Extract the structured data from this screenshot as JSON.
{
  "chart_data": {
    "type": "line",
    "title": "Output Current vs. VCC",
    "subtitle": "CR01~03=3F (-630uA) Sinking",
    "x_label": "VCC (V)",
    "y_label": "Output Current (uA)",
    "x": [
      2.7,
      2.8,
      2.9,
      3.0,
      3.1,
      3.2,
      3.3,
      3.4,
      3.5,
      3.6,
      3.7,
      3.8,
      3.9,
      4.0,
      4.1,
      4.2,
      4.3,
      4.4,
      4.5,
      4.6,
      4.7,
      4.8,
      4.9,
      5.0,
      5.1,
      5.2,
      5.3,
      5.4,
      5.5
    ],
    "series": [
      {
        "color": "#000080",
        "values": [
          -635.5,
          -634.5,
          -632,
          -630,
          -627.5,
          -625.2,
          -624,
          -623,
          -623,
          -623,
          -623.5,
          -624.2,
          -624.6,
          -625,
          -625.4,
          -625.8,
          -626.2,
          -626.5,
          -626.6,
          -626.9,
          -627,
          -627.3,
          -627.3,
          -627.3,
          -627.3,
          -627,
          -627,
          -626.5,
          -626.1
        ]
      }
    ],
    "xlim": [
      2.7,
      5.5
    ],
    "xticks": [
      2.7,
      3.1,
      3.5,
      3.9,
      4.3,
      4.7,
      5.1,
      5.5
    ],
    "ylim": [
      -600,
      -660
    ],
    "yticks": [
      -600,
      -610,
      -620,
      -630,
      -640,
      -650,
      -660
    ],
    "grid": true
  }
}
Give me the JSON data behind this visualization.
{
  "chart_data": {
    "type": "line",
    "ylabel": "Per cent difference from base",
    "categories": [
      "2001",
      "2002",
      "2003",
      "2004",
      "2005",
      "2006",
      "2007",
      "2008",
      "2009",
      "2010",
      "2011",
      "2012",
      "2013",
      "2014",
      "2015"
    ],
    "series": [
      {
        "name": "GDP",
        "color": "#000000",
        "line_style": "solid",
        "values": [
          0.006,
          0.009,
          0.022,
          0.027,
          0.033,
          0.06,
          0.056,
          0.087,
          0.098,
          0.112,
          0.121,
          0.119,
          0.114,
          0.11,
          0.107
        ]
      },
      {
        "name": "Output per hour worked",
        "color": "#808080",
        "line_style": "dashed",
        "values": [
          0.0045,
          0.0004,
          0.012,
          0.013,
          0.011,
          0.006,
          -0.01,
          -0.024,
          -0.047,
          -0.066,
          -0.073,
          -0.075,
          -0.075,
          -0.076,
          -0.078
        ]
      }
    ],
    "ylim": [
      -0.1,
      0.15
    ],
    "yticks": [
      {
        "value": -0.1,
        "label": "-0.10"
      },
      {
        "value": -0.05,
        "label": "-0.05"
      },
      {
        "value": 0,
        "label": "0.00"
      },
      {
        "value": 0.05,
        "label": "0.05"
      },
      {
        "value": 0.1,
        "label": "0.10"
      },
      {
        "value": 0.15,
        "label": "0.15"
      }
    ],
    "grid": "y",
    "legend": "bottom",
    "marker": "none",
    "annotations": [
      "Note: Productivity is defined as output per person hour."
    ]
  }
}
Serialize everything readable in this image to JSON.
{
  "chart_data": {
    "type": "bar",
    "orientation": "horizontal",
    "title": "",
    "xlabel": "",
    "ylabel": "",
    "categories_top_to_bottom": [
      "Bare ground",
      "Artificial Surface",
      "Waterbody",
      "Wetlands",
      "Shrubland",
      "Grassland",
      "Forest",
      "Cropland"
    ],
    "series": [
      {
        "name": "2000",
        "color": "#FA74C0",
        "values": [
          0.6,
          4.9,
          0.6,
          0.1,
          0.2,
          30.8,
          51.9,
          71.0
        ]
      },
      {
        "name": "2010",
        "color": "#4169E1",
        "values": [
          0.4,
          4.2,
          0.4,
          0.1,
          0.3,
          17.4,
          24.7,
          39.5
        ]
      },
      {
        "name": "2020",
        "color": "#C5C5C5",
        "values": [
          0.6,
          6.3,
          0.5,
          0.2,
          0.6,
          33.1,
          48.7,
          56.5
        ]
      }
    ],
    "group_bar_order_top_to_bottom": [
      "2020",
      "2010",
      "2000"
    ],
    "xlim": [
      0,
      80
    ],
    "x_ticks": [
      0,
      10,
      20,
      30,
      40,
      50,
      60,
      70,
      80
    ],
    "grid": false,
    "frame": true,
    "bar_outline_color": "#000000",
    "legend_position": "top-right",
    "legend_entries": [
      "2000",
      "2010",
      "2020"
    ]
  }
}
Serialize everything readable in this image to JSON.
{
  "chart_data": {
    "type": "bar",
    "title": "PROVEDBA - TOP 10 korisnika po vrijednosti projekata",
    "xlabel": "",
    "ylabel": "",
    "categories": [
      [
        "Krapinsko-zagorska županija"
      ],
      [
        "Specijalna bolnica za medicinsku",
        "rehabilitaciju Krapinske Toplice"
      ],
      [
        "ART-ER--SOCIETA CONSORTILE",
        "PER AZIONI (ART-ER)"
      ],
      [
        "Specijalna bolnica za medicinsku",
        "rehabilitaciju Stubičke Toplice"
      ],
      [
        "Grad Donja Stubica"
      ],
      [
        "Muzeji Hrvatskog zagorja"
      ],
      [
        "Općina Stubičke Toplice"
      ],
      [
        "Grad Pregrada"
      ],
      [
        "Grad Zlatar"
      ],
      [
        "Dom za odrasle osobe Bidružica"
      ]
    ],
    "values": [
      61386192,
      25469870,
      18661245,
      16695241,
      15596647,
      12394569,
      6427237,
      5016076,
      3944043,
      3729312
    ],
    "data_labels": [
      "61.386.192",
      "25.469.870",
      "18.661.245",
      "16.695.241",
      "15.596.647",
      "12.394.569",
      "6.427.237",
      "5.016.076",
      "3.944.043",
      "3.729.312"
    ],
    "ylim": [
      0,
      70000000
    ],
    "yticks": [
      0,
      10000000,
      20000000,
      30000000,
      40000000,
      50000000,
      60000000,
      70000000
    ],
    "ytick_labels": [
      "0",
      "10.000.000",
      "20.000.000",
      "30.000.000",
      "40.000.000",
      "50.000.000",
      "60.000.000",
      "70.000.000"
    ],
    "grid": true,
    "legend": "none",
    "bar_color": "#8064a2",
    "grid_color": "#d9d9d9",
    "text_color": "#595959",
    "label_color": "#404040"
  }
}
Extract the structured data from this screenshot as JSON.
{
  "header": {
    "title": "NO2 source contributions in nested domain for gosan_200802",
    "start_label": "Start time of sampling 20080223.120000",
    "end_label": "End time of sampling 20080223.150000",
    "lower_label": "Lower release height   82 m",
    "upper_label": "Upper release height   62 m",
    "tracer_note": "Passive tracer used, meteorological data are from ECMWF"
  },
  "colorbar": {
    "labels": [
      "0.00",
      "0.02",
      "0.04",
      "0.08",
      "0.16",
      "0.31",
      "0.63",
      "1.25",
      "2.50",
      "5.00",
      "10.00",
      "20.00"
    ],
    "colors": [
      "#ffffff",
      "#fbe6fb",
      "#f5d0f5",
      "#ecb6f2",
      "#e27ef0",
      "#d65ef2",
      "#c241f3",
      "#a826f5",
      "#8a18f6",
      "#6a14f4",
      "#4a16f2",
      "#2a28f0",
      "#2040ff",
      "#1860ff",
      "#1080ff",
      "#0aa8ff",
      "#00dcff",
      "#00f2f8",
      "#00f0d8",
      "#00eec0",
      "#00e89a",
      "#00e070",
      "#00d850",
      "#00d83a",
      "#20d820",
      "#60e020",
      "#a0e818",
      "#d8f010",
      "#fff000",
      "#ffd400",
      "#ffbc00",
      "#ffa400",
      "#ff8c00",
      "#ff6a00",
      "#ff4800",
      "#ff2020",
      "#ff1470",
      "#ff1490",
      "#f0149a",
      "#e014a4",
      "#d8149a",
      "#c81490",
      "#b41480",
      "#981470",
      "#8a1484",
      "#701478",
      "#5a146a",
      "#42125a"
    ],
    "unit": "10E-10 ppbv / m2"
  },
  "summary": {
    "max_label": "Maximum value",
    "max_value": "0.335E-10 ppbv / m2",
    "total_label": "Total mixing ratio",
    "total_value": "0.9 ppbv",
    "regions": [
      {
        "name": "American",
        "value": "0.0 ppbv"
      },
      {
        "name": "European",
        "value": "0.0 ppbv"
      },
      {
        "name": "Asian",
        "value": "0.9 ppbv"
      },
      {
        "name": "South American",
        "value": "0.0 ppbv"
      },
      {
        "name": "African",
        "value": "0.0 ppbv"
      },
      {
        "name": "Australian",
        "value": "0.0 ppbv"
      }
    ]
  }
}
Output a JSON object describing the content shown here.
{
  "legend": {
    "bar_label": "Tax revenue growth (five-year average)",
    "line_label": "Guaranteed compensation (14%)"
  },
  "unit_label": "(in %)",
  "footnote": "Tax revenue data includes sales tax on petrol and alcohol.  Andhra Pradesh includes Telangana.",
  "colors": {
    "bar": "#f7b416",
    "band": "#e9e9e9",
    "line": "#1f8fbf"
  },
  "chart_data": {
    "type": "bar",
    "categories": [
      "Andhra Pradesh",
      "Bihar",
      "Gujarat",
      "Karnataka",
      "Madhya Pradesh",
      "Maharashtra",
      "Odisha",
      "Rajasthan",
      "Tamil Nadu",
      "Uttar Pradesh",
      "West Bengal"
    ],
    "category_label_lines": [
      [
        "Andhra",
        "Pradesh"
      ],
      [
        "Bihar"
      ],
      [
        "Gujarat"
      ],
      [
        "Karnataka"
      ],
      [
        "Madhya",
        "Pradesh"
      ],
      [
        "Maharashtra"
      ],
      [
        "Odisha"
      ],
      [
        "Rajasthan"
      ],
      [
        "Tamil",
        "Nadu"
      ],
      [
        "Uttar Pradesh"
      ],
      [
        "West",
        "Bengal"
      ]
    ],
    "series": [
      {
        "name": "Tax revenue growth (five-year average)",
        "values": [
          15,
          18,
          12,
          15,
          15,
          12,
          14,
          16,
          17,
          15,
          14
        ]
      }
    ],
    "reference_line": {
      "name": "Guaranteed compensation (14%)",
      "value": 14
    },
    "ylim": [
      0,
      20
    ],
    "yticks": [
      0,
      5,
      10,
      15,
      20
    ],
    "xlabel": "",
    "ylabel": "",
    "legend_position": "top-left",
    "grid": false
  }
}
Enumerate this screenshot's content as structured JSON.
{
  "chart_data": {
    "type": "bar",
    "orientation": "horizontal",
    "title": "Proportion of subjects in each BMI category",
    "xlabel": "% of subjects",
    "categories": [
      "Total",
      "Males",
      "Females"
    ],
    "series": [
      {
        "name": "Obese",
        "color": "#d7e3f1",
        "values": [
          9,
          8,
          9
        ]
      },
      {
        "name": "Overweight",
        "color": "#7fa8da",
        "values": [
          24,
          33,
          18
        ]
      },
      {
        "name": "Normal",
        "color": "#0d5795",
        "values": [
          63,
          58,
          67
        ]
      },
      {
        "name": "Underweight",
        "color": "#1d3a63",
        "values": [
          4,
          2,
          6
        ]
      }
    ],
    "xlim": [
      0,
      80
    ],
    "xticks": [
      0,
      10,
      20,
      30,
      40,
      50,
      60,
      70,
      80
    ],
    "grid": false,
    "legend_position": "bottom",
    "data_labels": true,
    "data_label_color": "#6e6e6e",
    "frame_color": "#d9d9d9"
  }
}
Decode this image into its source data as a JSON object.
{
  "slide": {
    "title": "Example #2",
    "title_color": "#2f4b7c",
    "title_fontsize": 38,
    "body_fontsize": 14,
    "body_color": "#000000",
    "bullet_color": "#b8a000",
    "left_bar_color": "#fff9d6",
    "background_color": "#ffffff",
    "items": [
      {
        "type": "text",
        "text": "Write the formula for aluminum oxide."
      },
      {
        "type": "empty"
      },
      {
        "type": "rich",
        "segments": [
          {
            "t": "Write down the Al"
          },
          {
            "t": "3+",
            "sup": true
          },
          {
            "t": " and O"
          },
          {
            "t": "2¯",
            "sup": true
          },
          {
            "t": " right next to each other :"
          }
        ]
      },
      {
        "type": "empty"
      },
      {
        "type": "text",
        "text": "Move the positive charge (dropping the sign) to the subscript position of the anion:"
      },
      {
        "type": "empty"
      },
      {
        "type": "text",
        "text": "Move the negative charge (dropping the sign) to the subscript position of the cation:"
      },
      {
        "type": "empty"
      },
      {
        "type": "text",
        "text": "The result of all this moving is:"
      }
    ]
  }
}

......

In the entries above, find each line with the word "subjects" and show it.

● **RIGHT ANSWER**
    "title": "Proportion of subjects in each BMI category",
    "xlabel": "% of subjects",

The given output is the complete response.